# [WORK INSTRUCTIONS]
Leave out any pictures and transcribe all other data below exactly.

# [MATERIAL FOR THE TASK]

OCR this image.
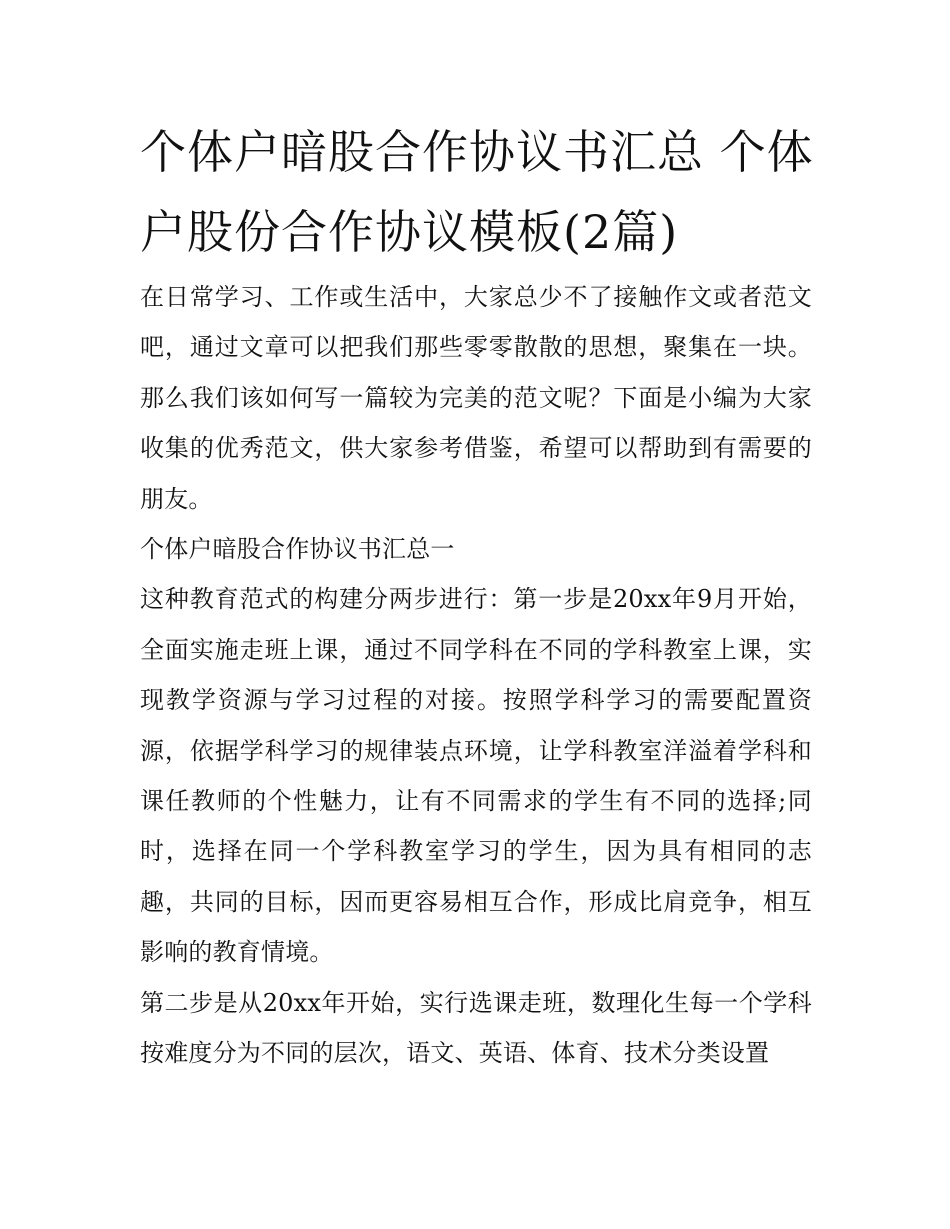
个体户暗股合作协议书汇总 个体户股份合作协议模板(2篇)

在日常学习、工作或生活中，大家总少不了接触作文或者范文吧，通过文章可以把我们那些零零散散的思想，聚集在一块。那么我们该如何写一篇较为完美的范文呢？下面是小编为大家收集的优秀范文，供大家参考借鉴，希望可以帮助到有需要的朋友。

个体户暗股合作协议书汇总一

这种教育范式的构建分两步进行：第一步是20xx年9月开始，全面实施走班上课，通过不同学科在不同的学科教室上课，实现教学资源与学习过程的对接。按照学科学习的需要配置资源，依据学科学习的规律装点环境，让学科教室洋溢着学科和课任教师的个性魅力，让有不同需求的学生有不同的选择;同时，选择在同一个学科教室学习的学生，因为具有相同的志趣，共同的目标，因而更容易相互合作，形成比肩竞争，相互影响的教育情境。

第二步是从20xx年开始，实行选课走班，数理化生每一个学科按难度分为不同的层次，语文、英语、体育、技术分类设置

# [SOLVED PROBLEM]
OCR this image.
个体户暗股合作协议书汇总 个体户股份合作协议模板(2篇)

在日常学习、工作或生活中，大家总少不了接触作文或者范文吧，通过文章可以把我们那些零零散散的思想，聚集在一块。那么我们该如何写一篇较为完美的范文呢？下面是小编为大家收集的优秀范文，供大家参考借鉴，希望可以帮助到有需要的朋友。

个体户暗股合作协议书汇总一

这种教育范式的构建分两步进行：第一步是20xx年9月开始，全面实施走班上课，通过不同学科在不同的学科教室上课，实现教学资源与学习过程的对接。按照学科学习的需要配置资源，依据学科学习的规律装点环境，让学科教室洋溢着学科和课任教师的个性魅力，让有不同需求的学生有不同的选择;同时，选择在同一个学科教室学习的学生，因为具有相同的志趣，共同的目标，因而更容易相互合作，形成比肩竞争，相互影响的教育情境。

第二步是从20xx年开始，实行选课走班，数理化生每一个学科按难度分为不同的层次，语文、英语、体育、技术分类设置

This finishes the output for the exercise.